* Direction:
Gather up all lines that carry the word "design".

================================

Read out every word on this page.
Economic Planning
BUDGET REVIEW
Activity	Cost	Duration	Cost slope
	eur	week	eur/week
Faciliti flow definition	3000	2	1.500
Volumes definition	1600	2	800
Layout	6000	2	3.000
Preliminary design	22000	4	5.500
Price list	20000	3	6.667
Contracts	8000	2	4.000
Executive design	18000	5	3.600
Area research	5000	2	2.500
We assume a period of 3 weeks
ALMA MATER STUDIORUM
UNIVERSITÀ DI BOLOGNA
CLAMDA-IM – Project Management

================================

* Exercise result:
Preliminary design	22000	4	5.500
Executive design	18000	5	3.600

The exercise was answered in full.